---------- Records for processing ----------

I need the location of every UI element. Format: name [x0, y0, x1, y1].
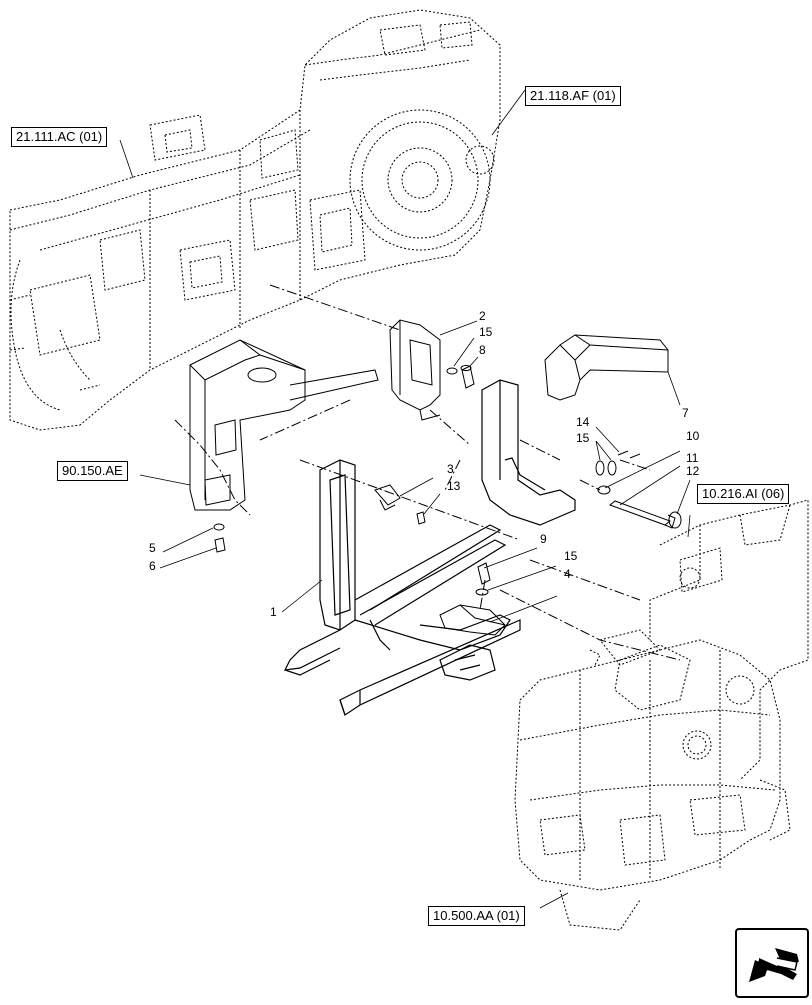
hitch-bracket-part — [189, 339, 379, 511]
part-number-8: 8 — [479, 343, 486, 357]
part-number-15-right: 15 — [576, 431, 590, 445]
part-number-3: 3 — [447, 462, 454, 476]
part-number-4: 4 — [564, 567, 571, 581]
part-2-bracket — [389, 319, 441, 421]
arrow-previous-icon — [749, 948, 799, 982]
part-3-clip — [374, 484, 401, 511]
part-number-7: 7 — [682, 406, 689, 420]
fasteners — [213, 365, 682, 596]
reference-21-111-ac[interactable]: 21.111.AC (01) — [11, 127, 108, 147]
part-4-support — [439, 604, 506, 636]
part-number-1: 1 — [270, 605, 277, 619]
part-number-5: 5 — [149, 541, 156, 555]
part-number-9: 9 — [540, 532, 547, 546]
part-number-15-upper: 15 — [479, 325, 493, 339]
part-number-12: 12 — [686, 464, 700, 478]
leader-lines — [119, 89, 691, 909]
part-number-10: 10 — [686, 429, 700, 443]
reference-10-500-aa[interactable]: 10.500.AA (01) — [428, 906, 525, 926]
alignment-lines — [174, 284, 681, 661]
reference-90-150-ae[interactable]: 90.150.AE — [57, 461, 128, 481]
part-number-6: 6 — [149, 559, 156, 573]
transmission-housing — [9, 9, 501, 431]
part-number-15-lower: 15 — [564, 549, 578, 563]
previous-page-button[interactable] — [735, 928, 809, 998]
fuel-tank-assembly — [514, 499, 809, 931]
part-number-11: 11 — [686, 451, 699, 465]
reference-21-118-af[interactable]: 21.118.AF (01) — [525, 86, 621, 106]
reference-10-216-ai[interactable]: 10.216.AI (06) — [697, 484, 790, 504]
part-number-2: 2 — [479, 309, 486, 323]
part-number-14: 14 — [576, 415, 590, 429]
part-7-cover — [544, 334, 669, 401]
part-number-13: 13 — [447, 479, 461, 493]
part-1-frame — [283, 379, 576, 716]
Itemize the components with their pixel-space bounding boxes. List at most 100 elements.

----------

▸ **Task directions**
Rewrite all of the data above with every "part-number" changed to "callout" and nothing else altered. Leave the pictures out.

▸ **Task response**
I need the location of every UI element. Format: name [x0, y0, x1, y1].
hitch-bracket-part — [189, 339, 379, 511]
callout-8: 8 — [479, 343, 486, 357]
callout-15-right: 15 — [576, 431, 590, 445]
callout-3: 3 — [447, 462, 454, 476]
callout-4: 4 — [564, 567, 571, 581]
part-2-bracket — [389, 319, 441, 421]
arrow-previous-icon — [749, 948, 799, 982]
part-3-clip — [374, 484, 401, 511]
callout-7: 7 — [682, 406, 689, 420]
fasteners — [213, 365, 682, 596]
reference-21-111-ac[interactable]: 21.111.AC (01) — [11, 127, 108, 147]
part-4-support — [439, 604, 506, 636]
callout-1: 1 — [270, 605, 277, 619]
callout-5: 5 — [149, 541, 156, 555]
callout-9: 9 — [540, 532, 547, 546]
callout-15-upper: 15 — [479, 325, 493, 339]
callout-12: 12 — [686, 464, 700, 478]
leader-lines — [119, 89, 691, 909]
callout-10: 10 — [686, 429, 700, 443]
reference-10-500-aa[interactable]: 10.500.AA (01) — [428, 906, 525, 926]
alignment-lines — [174, 284, 681, 661]
reference-90-150-ae[interactable]: 90.150.AE — [57, 461, 128, 481]
callout-6: 6 — [149, 559, 156, 573]
transmission-housing — [9, 9, 501, 431]
callout-15-lower: 15 — [564, 549, 578, 563]
previous-page-button[interactable] — [735, 928, 809, 998]
fuel-tank-assembly — [514, 499, 809, 931]
callout-11: 11 — [686, 451, 699, 465]
reference-21-118-af[interactable]: 21.118.AF (01) — [525, 86, 621, 106]
reference-10-216-ai[interactable]: 10.216.AI (06) — [697, 484, 790, 504]
callout-2: 2 — [479, 309, 486, 323]
callout-14: 14 — [576, 415, 590, 429]
part-7-cover — [544, 334, 669, 401]
callout-13: 13 — [447, 479, 461, 493]
part-1-frame — [283, 379, 576, 716]
Itemize the components with their pixel-space bounding boxes. List at most 100 elements.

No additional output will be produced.